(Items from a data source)
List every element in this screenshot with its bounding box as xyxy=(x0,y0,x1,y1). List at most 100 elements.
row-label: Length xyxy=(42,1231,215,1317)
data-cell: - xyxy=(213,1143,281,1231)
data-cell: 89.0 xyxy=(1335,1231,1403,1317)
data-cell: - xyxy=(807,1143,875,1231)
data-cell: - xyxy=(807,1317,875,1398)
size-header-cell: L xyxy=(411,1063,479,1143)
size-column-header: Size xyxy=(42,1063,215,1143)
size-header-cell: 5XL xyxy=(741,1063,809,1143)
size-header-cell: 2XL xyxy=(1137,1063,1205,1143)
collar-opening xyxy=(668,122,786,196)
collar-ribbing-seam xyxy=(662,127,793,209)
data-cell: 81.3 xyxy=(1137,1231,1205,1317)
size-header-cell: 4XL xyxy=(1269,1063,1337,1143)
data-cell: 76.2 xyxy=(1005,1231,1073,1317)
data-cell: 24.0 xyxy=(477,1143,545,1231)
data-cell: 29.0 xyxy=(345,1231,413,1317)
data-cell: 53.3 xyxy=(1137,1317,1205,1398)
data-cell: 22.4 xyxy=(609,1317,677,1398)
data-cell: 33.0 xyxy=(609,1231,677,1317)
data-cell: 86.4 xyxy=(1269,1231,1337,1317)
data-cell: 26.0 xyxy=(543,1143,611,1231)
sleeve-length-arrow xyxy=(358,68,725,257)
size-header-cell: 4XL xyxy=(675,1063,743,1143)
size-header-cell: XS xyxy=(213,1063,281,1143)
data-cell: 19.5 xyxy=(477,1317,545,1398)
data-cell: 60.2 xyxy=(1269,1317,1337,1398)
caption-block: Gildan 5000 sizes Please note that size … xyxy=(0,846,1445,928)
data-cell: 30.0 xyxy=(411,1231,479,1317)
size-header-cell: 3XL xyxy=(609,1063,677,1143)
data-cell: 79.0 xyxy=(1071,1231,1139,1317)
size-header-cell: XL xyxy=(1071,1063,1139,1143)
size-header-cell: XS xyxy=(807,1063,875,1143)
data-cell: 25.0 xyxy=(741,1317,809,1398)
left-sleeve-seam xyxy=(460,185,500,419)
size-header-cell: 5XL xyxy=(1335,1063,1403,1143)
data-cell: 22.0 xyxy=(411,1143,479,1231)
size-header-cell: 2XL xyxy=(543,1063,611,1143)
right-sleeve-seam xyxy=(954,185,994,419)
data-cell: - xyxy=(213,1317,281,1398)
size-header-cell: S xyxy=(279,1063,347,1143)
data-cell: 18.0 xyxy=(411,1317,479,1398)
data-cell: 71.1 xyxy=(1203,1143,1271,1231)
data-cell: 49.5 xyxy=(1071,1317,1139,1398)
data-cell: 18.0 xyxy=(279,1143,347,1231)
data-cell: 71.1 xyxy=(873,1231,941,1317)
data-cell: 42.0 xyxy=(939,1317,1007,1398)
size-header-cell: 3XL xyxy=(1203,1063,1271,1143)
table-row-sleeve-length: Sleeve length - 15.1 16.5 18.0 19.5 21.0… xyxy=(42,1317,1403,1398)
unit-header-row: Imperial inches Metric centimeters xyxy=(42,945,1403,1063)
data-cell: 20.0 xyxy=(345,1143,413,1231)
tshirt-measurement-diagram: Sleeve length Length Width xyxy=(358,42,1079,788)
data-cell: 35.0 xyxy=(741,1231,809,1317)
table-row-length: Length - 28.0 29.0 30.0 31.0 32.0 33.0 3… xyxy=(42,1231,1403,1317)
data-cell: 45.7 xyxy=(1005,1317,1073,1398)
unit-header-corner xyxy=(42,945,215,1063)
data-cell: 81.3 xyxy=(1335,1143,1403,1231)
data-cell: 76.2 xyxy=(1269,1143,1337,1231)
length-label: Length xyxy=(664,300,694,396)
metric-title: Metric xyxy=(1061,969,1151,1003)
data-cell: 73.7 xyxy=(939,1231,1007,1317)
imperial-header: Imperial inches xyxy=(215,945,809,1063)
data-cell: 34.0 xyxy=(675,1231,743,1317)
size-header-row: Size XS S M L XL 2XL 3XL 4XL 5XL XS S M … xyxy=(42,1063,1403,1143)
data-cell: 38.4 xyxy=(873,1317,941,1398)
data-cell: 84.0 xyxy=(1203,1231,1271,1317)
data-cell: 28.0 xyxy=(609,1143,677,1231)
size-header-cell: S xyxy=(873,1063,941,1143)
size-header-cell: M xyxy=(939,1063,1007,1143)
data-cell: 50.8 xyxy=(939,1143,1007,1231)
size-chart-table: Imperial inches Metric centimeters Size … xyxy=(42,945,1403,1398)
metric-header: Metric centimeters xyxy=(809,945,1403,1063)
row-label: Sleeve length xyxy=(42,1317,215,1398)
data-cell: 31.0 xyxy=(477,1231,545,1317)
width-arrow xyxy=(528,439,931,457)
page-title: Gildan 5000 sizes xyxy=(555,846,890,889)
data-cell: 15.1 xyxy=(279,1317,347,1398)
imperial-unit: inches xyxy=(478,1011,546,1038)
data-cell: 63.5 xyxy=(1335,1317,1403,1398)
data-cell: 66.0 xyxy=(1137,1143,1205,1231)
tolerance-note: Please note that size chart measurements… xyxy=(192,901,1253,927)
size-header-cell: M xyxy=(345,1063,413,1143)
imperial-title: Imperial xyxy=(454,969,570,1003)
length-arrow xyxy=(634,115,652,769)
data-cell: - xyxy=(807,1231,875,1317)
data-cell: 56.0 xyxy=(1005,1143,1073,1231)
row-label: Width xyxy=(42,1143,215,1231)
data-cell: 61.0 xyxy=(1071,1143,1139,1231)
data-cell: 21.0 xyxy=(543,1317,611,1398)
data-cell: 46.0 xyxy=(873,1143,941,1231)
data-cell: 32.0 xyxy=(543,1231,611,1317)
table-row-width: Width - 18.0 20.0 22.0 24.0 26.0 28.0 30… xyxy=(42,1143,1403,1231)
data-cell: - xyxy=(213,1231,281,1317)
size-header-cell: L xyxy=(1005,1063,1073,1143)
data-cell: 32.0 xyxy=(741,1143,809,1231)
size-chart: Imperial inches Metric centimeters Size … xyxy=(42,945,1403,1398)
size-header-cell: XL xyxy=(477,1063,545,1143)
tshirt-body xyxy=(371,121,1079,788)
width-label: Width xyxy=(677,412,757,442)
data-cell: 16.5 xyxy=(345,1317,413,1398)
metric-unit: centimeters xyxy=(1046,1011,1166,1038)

**THE REQUEST**:
Rewrite every line of the records above as a numbered list, leaving out any blank lines.

**REPLY TO THE TASK**:
1. List every element in this screenshot with its bounding box as xyxy=(x0,y0,x1,y1). List at most 100 elements.
2. row-label: Length xyxy=(42,1231,215,1317)
3. data-cell: - xyxy=(213,1143,281,1231)
4. data-cell: 89.0 xyxy=(1335,1231,1403,1317)
5. data-cell: - xyxy=(807,1143,875,1231)
6. data-cell: - xyxy=(807,1317,875,1398)
7. size-header-cell: L xyxy=(411,1063,479,1143)
8. size-column-header: Size xyxy=(42,1063,215,1143)
9. size-header-cell: 5XL xyxy=(741,1063,809,1143)
10. size-header-cell: 2XL xyxy=(1137,1063,1205,1143)
11. collar-opening xyxy=(668,122,786,196)
12. collar-ribbing-seam xyxy=(662,127,793,209)
13. data-cell: 81.3 xyxy=(1137,1231,1205,1317)
14. size-header-cell: 4XL xyxy=(1269,1063,1337,1143)
15. data-cell: 76.2 xyxy=(1005,1231,1073,1317)
16. data-cell: 24.0 xyxy=(477,1143,545,1231)
17. data-cell: 29.0 xyxy=(345,1231,413,1317)
18. data-cell: 53.3 xyxy=(1137,1317,1205,1398)
19. data-cell: 22.4 xyxy=(609,1317,677,1398)
20. data-cell: 33.0 xyxy=(609,1231,677,1317)
21. data-cell: 86.4 xyxy=(1269,1231,1337,1317)
22. data-cell: 26.0 xyxy=(543,1143,611,1231)
23. sleeve-length-arrow xyxy=(358,68,725,257)
24. size-header-cell: 4XL xyxy=(675,1063,743,1143)
25. size-header-cell: XS xyxy=(213,1063,281,1143)
26. data-cell: 19.5 xyxy=(477,1317,545,1398)
27. data-cell: 60.2 xyxy=(1269,1317,1337,1398)
28. caption-block: Gildan 5000 sizes Please note that size … xyxy=(0,846,1445,928)
29. data-cell: 30.0 xyxy=(411,1231,479,1317)
30. size-header-cell: 3XL xyxy=(609,1063,677,1143)
31. data-cell: 79.0 xyxy=(1071,1231,1139,1317)
32. size-header-cell: XL xyxy=(1071,1063,1139,1143)
33. size-header-cell: XS xyxy=(807,1063,875,1143)
34. data-cell: 25.0 xyxy=(741,1317,809,1398)
35. left-sleeve-seam xyxy=(460,185,500,419)
36. size-header-cell: 5XL xyxy=(1335,1063,1403,1143)
37. data-cell: 22.0 xyxy=(411,1143,479,1231)
38. size-header-cell: 2XL xyxy=(543,1063,611,1143)
39. right-sleeve-seam xyxy=(954,185,994,419)
40. data-cell: - xyxy=(213,1317,281,1398)
41. size-header-cell: S xyxy=(279,1063,347,1143)
42. data-cell: 18.0 xyxy=(411,1317,479,1398)
43. data-cell: 71.1 xyxy=(1203,1143,1271,1231)
44. data-cell: 49.5 xyxy=(1071,1317,1139,1398)
45. data-cell: 18.0 xyxy=(279,1143,347,1231)
46. data-cell: 71.1 xyxy=(873,1231,941,1317)
47. data-cell: 42.0 xyxy=(939,1317,1007,1398)
48. size-header-cell: 3XL xyxy=(1203,1063,1271,1143)
49. table-row-sleeve-length: Sleeve length - 15.1 16.5 18.0 19.5 21.0… xyxy=(42,1317,1403,1398)
50. unit-header-row: Imperial inches Metric centimeters xyxy=(42,945,1403,1063)
51. data-cell: 20.0 xyxy=(345,1143,413,1231)
52. tshirt-measurement-diagram: Sleeve length Length Width xyxy=(358,42,1079,788)
53. data-cell: 35.0 xyxy=(741,1231,809,1317)
54. table-row-length: Length - 28.0 29.0 30.0 31.0 32.0 33.0 3… xyxy=(42,1231,1403,1317)
55. data-cell: 45.7 xyxy=(1005,1317,1073,1398)
56. unit-header-corner xyxy=(42,945,215,1063)
57. data-cell: 81.3 xyxy=(1335,1143,1403,1231)
58. data-cell: 76.2 xyxy=(1269,1143,1337,1231)
59. length-label: Length xyxy=(664,300,694,396)
60. metric-title: Metric xyxy=(1061,969,1151,1003)
61. data-cell: 73.7 xyxy=(939,1231,1007,1317)
62. imperial-header: Imperial inches xyxy=(215,945,809,1063)
63. data-cell: 34.0 xyxy=(675,1231,743,1317)
64. size-header-row: Size XS S M L XL 2XL 3XL 4XL 5XL XS S M … xyxy=(42,1063,1403,1143)
65. data-cell: 38.4 xyxy=(873,1317,941,1398)
66. data-cell: 84.0 xyxy=(1203,1231,1271,1317)
67. data-cell: 28.0 xyxy=(609,1143,677,1231)
68. size-header-cell: S xyxy=(873,1063,941,1143)
69. size-header-cell: M xyxy=(939,1063,1007,1143)
70. data-cell: 50.8 xyxy=(939,1143,1007,1231)
71. size-chart-table: Imperial inches Metric centimeters Size … xyxy=(42,945,1403,1398)
72. metric-header: Metric centimeters xyxy=(809,945,1403,1063)
73. row-label: Sleeve length xyxy=(42,1317,215,1398)
74. data-cell: 31.0 xyxy=(477,1231,545,1317)
75. width-arrow xyxy=(528,439,931,457)
76. page-title: Gildan 5000 sizes xyxy=(555,846,890,889)
77. data-cell: 15.1 xyxy=(279,1317,347,1398)
78. imperial-unit: inches xyxy=(478,1011,546,1038)
79. data-cell: 63.5 xyxy=(1335,1317,1403,1398)
80. data-cell: 66.0 xyxy=(1137,1143,1205,1231)
81. tolerance-note: Please note that size chart measurements… xyxy=(192,901,1253,927)
82. size-header-cell: M xyxy=(345,1063,413,1143)
83. imperial-title: Imperial xyxy=(454,969,570,1003)
84. length-arrow xyxy=(634,115,652,769)
85. data-cell: - xyxy=(807,1231,875,1317)
86. data-cell: 56.0 xyxy=(1005,1143,1073,1231)
87. row-label: Width xyxy=(42,1143,215,1231)
88. data-cell: 61.0 xyxy=(1071,1143,1139,1231)
89. data-cell: 21.0 xyxy=(543,1317,611,1398)
90. data-cell: 46.0 xyxy=(873,1143,941,1231)
91. data-cell: 32.0 xyxy=(543,1231,611,1317)
92. table-row-width: Width - 18.0 20.0 22.0 24.0 26.0 28.0 30… xyxy=(42,1143,1403,1231)
93. data-cell: - xyxy=(213,1231,281,1317)
94. size-header-cell: L xyxy=(1005,1063,1073,1143)
95. data-cell: 32.0 xyxy=(741,1143,809,1231)
96. size-chart: Imperial inches Metric centimeters Size … xyxy=(42,945,1403,1398)
97. size-header-cell: XL xyxy=(477,1063,545,1143)
98. tshirt-body xyxy=(371,121,1079,788)
99. width-label: Width xyxy=(677,412,757,442)
100. data-cell: 16.5 xyxy=(345,1317,413,1398)
101. metric-unit: centimeters xyxy=(1046,1011,1166,1038)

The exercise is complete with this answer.